§ **Dataset items**
------------------------------------

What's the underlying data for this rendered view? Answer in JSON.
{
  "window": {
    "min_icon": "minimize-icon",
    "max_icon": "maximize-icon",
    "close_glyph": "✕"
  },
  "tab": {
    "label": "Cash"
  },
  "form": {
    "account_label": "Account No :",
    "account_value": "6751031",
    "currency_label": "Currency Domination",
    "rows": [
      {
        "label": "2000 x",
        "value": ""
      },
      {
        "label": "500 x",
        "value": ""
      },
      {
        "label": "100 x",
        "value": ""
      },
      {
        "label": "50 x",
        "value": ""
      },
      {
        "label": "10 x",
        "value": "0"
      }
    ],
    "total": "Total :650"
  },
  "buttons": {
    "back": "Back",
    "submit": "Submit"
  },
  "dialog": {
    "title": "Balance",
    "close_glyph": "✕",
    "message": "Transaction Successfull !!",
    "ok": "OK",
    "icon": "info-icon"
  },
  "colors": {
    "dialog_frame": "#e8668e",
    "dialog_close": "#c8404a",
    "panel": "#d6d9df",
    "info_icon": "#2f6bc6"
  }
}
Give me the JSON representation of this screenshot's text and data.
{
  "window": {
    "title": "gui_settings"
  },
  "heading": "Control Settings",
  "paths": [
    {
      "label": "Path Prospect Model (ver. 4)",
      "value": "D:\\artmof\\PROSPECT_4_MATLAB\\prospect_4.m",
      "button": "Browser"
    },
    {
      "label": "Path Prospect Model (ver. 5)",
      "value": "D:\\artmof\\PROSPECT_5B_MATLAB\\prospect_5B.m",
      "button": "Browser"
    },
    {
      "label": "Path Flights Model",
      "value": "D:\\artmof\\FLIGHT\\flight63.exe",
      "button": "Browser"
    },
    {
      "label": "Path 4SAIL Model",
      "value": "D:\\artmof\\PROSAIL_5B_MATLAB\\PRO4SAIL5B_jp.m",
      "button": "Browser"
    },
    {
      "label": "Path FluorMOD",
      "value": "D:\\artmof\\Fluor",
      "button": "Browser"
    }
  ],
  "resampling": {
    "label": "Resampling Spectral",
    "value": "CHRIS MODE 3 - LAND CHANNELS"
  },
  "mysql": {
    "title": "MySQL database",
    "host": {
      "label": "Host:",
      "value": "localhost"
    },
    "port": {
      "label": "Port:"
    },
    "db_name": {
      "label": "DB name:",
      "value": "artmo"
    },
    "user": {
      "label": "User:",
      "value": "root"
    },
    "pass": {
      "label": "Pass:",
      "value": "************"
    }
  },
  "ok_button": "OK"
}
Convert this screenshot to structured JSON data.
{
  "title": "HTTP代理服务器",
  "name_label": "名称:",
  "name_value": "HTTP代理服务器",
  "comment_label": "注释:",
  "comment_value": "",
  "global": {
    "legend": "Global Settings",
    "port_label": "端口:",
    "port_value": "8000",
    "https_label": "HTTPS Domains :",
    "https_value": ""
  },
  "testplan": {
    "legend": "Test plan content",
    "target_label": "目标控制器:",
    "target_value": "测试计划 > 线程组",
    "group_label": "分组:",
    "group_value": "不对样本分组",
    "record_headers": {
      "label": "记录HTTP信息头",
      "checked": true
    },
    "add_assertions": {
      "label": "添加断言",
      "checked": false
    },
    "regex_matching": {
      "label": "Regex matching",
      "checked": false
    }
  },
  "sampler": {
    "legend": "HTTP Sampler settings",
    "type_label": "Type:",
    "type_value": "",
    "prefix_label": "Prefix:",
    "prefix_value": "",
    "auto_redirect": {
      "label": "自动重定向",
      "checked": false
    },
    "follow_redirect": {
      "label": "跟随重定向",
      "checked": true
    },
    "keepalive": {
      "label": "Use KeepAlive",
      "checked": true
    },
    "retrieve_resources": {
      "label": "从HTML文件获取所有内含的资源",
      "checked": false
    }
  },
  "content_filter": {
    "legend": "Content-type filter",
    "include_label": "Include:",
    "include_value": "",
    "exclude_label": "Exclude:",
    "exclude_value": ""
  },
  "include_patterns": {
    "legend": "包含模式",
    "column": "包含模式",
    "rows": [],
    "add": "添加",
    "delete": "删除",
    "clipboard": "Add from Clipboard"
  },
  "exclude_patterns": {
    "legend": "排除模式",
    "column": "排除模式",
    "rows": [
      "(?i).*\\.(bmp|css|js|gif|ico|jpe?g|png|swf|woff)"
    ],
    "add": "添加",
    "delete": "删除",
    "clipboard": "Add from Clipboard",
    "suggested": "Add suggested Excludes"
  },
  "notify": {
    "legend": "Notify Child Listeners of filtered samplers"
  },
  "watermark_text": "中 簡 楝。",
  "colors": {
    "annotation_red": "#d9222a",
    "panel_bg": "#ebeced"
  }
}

------------------------------------

§ **GOAL OF THE EXERCISE**
Look through the data and show every line containing "artmof".

§ **REPLY TO THE EXERCISE**
      "value": "D:\\artmof\\PROSPECT_4_MATLAB\\prospect_4.m",
      "value": "D:\\artmof\\PROSPECT_5B_MATLAB\\prospect_5B.m",
      "value": "D:\\artmof\\FLIGHT\\flight63.exe",
      "value": "D:\\artmof\\PROSAIL_5B_MATLAB\\PRO4SAIL5B_jp.m",
      "value": "D:\\artmof\\Fluor",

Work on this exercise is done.